▸ **Given request**
Where a line below holds the string "контролем", copy that line.

Records from a data collection:
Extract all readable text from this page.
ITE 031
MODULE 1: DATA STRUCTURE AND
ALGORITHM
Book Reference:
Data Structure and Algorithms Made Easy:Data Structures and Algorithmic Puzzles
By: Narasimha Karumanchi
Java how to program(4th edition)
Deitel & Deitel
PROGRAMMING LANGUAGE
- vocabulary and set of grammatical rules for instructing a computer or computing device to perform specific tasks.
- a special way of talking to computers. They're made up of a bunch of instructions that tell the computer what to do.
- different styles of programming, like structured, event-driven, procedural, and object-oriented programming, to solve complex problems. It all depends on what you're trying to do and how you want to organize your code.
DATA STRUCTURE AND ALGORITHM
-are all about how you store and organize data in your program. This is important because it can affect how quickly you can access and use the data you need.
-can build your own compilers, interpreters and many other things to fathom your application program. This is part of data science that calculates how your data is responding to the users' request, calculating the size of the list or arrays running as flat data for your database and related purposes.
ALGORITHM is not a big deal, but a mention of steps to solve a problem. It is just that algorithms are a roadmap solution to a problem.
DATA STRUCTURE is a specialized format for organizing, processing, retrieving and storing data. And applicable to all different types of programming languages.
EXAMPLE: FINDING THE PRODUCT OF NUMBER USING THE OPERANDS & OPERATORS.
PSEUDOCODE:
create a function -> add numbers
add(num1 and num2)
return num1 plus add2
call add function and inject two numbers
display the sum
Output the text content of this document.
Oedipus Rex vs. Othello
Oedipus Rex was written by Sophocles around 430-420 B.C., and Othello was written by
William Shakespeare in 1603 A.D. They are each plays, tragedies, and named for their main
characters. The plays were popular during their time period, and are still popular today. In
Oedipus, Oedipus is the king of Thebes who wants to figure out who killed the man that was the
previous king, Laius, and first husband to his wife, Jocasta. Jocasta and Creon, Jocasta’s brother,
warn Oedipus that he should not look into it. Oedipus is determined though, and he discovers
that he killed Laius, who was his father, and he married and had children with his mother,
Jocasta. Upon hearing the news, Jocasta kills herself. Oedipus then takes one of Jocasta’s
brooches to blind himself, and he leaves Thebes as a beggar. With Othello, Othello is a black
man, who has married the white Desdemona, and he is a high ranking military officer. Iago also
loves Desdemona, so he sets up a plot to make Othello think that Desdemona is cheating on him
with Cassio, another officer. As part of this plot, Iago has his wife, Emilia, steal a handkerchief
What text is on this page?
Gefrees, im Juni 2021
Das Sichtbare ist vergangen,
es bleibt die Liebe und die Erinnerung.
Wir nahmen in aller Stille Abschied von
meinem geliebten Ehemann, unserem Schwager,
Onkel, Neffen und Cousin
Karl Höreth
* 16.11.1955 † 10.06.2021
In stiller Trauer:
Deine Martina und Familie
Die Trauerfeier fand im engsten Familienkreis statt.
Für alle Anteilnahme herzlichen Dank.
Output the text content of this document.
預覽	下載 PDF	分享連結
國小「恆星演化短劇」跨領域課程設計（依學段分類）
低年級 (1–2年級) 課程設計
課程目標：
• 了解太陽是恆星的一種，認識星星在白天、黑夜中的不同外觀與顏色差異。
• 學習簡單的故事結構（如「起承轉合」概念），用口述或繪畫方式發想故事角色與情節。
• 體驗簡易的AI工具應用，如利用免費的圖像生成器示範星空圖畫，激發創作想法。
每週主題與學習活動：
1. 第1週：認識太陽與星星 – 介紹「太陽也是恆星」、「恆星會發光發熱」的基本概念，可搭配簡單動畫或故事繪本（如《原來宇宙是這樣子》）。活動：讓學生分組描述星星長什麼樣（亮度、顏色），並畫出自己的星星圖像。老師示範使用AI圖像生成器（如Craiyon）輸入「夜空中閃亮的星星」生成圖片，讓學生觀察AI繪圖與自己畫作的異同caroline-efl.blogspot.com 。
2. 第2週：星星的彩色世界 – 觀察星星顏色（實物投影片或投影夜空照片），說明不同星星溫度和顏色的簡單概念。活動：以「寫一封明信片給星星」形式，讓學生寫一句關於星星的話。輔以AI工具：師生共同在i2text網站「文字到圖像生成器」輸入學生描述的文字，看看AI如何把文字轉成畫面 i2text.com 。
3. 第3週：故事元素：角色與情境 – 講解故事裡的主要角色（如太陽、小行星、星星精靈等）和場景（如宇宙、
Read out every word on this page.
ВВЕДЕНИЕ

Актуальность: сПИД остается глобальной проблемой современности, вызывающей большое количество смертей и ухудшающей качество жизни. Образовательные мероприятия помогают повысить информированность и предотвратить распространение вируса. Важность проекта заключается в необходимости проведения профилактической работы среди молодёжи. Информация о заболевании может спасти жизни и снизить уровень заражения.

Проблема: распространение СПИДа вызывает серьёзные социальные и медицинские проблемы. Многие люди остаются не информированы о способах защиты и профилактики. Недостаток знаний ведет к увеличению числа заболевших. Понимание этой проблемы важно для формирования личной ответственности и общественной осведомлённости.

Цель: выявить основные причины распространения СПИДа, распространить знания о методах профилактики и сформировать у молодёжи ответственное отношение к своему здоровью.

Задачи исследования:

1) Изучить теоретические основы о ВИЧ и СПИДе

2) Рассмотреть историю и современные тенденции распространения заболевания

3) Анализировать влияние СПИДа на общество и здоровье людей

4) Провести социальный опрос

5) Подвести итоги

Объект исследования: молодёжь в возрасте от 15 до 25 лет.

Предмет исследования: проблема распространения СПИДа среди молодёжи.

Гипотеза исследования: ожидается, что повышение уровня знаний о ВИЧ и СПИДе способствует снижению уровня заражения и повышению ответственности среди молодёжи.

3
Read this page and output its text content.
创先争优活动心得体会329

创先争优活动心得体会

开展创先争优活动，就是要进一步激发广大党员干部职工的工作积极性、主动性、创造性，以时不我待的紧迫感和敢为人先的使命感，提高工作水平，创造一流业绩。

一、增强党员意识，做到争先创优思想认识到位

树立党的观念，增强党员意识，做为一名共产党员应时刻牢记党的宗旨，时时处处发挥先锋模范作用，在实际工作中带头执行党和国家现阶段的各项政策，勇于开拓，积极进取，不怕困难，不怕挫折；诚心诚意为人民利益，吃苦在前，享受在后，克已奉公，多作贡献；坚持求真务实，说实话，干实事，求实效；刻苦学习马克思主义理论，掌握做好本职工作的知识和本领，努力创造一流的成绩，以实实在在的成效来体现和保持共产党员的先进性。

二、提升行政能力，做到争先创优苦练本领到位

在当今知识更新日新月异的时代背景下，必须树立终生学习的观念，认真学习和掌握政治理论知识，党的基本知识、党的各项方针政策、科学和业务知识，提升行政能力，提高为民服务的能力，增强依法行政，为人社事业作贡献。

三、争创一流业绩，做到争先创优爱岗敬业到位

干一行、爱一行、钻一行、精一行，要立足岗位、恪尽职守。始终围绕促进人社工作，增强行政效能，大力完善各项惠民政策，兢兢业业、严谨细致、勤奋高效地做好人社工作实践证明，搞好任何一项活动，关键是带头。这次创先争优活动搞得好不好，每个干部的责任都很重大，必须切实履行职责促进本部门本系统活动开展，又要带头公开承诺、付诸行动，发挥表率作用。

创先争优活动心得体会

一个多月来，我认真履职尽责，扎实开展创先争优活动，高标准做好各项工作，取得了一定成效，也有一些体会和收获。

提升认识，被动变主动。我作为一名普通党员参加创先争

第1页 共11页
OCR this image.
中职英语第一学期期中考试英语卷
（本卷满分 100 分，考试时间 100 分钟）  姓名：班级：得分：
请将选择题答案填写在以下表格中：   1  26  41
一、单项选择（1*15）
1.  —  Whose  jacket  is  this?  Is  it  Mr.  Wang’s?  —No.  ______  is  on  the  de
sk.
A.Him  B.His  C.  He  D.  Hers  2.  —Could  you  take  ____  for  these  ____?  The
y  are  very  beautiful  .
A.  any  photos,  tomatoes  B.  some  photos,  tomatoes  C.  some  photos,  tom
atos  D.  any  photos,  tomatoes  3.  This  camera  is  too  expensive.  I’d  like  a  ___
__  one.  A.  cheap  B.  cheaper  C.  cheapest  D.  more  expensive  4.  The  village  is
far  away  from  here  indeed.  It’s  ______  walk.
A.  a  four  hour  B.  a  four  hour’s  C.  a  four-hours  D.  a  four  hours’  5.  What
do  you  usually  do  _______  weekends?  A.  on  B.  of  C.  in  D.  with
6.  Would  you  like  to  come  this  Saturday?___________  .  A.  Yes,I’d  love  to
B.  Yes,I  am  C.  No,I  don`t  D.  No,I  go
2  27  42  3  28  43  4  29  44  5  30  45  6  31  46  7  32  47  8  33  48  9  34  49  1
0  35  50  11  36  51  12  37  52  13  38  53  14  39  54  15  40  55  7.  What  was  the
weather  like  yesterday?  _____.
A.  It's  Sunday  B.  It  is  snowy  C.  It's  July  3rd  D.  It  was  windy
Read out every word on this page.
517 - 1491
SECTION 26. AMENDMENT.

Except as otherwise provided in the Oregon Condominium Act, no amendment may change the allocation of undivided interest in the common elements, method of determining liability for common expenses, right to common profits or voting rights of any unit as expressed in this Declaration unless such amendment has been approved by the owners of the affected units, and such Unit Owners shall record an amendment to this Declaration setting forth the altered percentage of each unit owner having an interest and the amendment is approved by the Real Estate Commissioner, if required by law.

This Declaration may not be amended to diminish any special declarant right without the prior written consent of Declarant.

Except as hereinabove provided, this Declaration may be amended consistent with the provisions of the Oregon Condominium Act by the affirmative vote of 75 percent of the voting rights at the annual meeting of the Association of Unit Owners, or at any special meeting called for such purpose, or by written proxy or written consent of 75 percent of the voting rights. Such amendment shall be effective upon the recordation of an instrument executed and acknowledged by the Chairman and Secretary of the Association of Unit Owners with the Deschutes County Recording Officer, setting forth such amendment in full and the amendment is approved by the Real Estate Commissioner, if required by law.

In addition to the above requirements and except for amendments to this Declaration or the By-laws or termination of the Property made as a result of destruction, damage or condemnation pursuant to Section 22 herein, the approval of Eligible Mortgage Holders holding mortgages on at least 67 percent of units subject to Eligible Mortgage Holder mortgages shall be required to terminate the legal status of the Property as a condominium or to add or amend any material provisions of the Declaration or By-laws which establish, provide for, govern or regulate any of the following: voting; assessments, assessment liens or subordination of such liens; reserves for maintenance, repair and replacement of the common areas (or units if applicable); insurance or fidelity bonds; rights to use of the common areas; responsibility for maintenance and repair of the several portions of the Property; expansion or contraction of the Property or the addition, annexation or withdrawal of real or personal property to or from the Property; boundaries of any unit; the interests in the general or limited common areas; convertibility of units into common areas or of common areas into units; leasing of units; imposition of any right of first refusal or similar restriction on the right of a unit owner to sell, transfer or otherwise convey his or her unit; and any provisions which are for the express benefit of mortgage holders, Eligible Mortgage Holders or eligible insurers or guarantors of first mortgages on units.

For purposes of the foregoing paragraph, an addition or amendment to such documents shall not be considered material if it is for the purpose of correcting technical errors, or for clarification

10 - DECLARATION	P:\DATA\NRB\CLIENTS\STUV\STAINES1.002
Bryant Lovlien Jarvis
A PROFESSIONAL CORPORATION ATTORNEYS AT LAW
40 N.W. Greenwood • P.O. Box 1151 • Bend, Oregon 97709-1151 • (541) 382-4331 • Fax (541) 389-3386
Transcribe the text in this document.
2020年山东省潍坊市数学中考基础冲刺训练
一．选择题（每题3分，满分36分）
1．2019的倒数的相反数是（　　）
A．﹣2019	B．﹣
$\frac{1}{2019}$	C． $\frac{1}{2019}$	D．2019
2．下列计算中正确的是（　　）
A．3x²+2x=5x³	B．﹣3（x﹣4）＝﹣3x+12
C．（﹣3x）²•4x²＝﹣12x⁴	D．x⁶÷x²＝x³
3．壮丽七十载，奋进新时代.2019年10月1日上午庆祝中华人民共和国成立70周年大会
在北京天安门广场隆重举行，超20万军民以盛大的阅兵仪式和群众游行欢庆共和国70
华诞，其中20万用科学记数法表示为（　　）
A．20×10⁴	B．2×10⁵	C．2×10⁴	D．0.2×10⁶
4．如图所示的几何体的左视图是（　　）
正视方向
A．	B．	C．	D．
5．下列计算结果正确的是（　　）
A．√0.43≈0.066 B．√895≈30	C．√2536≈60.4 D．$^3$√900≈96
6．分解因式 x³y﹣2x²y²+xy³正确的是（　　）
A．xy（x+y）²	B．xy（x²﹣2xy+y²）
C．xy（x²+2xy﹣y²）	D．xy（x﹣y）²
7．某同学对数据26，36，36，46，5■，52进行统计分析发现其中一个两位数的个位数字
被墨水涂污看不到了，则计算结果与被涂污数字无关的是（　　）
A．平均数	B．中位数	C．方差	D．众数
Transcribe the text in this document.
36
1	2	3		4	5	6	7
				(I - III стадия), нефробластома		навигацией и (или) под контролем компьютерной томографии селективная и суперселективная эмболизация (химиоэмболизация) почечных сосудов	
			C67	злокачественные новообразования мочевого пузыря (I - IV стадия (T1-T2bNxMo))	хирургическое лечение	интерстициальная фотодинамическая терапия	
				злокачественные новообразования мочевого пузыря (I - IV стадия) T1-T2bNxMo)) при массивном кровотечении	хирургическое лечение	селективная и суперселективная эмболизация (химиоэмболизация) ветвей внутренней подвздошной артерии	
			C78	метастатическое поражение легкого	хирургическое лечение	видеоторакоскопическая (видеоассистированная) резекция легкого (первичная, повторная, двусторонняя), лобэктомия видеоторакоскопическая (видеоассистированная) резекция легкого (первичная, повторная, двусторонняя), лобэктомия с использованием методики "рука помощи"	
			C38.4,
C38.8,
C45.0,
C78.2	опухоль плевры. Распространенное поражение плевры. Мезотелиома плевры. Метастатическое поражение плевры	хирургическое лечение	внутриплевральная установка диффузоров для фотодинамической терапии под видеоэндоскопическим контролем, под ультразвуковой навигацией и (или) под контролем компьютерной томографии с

▸ **Full output**
				(I - III стадия), нефробластома		навигацией и (или) под контролем компьютерной томографии селективная и суперселективная эмболизация (химиоэмболизация) почечных сосудов	
C78.2	опухоль плевры. Распространенное поражение плевры. Мезотелиома плевры. Метастатическое поражение плевры	хирургическое лечение	внутриплевральная установка диффузоров для фотодинамической терапии под видеоэндоскопическим контролем, под ультразвуковой навигацией и (или) под контролем компьютерной томографии с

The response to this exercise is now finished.